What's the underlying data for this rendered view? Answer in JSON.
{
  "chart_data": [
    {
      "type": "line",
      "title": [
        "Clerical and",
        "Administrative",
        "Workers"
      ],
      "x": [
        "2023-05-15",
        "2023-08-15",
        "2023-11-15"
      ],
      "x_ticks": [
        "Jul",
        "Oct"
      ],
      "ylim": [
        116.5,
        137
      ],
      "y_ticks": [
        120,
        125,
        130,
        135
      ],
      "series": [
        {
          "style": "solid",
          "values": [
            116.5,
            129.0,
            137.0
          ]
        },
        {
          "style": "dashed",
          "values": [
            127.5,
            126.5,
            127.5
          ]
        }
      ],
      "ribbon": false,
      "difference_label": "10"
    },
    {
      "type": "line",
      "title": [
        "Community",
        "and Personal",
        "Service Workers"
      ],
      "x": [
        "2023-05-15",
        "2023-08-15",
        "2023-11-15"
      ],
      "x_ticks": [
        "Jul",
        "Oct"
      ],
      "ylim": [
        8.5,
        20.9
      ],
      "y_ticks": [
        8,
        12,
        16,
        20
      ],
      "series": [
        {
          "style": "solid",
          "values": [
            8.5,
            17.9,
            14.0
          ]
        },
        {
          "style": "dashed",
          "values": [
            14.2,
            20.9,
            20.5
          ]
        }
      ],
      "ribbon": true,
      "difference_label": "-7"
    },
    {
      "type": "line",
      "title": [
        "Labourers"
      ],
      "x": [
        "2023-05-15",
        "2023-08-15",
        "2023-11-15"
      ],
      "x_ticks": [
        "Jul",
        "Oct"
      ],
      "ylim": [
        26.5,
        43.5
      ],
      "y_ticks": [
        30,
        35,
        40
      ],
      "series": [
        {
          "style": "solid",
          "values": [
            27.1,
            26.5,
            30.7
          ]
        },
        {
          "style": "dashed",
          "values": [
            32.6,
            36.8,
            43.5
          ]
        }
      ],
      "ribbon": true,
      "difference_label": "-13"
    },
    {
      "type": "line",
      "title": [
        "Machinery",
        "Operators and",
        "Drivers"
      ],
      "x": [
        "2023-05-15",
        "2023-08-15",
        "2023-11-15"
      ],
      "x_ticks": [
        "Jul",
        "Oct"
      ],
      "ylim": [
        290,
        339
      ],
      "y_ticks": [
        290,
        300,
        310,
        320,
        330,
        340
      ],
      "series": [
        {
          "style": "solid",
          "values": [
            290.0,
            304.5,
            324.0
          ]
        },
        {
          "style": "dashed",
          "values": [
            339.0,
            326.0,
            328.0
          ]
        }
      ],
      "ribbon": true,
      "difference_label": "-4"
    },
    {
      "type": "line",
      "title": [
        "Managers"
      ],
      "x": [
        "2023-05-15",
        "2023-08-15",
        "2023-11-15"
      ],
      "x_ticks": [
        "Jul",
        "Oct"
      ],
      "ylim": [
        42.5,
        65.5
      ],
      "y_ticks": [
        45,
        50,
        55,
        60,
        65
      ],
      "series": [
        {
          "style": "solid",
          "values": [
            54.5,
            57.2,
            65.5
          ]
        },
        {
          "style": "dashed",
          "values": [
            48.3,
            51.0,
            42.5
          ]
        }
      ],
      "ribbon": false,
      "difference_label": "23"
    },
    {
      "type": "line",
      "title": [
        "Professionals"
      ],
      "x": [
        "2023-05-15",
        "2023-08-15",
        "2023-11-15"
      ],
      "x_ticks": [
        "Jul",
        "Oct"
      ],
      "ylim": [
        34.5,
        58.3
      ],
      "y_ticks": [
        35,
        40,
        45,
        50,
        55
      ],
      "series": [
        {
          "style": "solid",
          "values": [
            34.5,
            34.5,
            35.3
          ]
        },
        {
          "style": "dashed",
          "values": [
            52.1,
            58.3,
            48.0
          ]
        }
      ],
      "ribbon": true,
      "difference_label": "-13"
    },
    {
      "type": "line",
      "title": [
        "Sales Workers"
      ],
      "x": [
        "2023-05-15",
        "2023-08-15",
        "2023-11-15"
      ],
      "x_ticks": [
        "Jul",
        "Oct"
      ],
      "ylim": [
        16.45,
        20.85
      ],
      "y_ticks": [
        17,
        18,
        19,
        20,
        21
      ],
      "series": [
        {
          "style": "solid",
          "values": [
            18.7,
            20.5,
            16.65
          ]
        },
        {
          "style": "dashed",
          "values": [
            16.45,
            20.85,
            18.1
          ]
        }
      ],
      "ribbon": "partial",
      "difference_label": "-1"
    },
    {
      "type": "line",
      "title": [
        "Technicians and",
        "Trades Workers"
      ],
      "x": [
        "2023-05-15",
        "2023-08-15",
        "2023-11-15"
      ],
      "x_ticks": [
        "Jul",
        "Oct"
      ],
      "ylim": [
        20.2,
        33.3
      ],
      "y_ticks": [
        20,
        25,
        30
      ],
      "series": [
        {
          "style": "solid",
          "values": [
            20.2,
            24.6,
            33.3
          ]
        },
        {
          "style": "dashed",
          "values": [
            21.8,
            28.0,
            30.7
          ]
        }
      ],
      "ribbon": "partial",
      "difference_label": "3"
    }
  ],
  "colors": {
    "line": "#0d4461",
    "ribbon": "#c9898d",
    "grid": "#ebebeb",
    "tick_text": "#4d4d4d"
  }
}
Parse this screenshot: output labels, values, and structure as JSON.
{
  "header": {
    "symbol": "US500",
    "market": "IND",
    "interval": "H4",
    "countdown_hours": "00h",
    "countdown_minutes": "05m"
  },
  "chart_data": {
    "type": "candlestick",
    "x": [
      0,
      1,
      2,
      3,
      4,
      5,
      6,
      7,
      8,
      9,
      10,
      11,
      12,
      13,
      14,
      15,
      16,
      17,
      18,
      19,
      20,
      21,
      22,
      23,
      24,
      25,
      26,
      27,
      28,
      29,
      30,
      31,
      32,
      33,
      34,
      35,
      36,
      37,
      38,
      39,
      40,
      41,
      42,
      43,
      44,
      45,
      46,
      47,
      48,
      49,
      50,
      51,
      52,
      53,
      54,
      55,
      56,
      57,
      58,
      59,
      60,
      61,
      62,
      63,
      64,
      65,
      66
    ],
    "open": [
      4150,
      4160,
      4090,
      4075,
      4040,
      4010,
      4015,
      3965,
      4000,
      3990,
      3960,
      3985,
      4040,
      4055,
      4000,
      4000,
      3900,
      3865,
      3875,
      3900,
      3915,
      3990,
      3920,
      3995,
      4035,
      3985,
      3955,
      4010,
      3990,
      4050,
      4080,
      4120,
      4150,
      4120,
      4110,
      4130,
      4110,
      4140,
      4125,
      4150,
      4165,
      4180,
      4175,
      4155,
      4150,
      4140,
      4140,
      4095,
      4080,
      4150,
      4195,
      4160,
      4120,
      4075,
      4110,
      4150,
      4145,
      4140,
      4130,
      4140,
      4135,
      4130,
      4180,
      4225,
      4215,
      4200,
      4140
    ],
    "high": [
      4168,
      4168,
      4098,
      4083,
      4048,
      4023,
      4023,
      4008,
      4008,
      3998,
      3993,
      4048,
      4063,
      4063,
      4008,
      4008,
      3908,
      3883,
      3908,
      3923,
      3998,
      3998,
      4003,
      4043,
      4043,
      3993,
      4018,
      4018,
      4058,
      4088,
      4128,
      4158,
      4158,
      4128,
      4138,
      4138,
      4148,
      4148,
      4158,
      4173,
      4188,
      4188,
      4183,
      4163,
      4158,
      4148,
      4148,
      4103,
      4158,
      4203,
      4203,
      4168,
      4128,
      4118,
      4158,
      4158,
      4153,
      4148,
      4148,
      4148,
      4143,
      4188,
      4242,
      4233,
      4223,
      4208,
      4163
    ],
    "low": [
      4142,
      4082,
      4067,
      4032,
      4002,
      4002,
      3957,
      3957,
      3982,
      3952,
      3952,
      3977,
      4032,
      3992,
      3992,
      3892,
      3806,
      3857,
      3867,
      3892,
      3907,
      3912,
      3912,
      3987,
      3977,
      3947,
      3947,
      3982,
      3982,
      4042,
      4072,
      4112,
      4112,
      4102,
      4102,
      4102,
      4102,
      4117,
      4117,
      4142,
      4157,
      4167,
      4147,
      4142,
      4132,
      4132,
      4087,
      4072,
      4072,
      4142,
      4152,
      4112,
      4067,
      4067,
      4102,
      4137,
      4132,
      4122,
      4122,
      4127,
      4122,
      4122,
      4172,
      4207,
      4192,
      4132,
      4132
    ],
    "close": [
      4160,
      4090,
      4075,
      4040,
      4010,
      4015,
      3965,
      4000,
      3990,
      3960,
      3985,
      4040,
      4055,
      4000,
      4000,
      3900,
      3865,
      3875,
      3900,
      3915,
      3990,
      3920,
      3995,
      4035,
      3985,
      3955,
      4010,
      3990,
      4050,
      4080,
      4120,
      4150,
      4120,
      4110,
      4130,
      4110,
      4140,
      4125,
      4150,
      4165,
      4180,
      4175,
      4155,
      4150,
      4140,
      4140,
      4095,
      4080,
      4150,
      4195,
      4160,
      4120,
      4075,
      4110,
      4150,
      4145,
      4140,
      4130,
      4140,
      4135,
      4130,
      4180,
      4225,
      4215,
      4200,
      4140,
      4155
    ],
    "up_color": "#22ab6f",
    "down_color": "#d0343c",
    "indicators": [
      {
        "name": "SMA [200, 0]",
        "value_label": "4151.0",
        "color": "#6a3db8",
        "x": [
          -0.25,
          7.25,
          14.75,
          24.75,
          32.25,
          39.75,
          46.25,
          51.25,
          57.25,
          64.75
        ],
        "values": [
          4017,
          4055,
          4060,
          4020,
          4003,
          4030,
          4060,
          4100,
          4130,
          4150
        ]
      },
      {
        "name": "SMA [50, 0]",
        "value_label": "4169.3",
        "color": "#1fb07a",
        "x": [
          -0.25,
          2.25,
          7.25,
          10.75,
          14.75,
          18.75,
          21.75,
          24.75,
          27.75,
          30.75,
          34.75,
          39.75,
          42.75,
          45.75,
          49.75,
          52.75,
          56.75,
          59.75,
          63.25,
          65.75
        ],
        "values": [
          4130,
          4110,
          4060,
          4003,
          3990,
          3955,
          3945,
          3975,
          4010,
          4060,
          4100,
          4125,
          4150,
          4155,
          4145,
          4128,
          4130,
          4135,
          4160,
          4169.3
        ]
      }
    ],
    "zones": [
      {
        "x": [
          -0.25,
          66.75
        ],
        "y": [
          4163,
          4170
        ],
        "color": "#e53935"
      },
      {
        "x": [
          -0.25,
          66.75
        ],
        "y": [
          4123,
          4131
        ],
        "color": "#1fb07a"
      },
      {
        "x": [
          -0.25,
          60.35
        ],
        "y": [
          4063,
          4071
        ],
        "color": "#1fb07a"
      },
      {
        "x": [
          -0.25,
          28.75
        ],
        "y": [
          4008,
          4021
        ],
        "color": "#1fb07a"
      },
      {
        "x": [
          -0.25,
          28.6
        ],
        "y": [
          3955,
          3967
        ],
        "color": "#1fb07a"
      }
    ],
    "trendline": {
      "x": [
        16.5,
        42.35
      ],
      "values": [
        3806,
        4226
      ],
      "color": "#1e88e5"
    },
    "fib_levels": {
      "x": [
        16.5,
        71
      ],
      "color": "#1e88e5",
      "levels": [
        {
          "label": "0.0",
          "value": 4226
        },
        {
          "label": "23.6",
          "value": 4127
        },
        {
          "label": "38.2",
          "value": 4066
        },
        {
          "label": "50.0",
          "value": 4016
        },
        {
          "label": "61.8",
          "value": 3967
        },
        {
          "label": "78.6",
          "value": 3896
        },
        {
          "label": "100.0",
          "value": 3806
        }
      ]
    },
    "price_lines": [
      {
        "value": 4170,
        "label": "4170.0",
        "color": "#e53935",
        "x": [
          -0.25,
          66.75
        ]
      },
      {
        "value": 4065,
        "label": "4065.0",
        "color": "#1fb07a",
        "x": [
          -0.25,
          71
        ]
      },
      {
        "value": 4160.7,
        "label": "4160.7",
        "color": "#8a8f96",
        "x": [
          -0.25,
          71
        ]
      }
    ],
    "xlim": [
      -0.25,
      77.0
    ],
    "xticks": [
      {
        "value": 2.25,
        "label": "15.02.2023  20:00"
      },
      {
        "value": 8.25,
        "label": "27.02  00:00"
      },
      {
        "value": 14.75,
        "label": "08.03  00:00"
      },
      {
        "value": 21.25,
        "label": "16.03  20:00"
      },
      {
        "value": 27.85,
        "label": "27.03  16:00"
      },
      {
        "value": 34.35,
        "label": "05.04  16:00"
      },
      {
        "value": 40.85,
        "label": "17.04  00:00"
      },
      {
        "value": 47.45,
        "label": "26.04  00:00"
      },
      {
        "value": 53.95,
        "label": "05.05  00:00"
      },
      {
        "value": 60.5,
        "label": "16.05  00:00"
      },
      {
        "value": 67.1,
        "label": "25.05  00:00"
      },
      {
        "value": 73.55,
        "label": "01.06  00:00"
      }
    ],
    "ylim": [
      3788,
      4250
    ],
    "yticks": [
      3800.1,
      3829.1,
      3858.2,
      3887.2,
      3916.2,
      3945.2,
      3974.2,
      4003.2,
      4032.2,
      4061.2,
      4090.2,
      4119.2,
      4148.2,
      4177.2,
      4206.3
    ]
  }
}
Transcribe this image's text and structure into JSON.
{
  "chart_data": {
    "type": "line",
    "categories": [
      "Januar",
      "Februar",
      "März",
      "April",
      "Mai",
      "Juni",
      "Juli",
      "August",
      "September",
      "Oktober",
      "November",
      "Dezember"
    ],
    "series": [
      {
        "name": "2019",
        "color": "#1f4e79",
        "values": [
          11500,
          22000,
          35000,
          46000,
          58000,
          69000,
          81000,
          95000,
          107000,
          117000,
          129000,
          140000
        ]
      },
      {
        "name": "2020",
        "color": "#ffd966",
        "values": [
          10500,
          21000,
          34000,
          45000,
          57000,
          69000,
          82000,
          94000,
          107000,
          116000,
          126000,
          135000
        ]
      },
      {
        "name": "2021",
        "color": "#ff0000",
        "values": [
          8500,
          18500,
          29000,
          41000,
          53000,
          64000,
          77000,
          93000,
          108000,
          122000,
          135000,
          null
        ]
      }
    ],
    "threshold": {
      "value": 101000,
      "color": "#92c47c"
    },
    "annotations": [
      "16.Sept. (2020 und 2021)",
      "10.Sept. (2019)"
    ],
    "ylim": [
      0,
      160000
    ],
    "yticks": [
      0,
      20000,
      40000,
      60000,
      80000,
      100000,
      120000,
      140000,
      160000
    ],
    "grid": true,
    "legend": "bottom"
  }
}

■ ■ ■ ■

▸ **Set task**:
Each line that holds the string "name" counts once; give the total and nothing else.

▸ **Expected output**:
5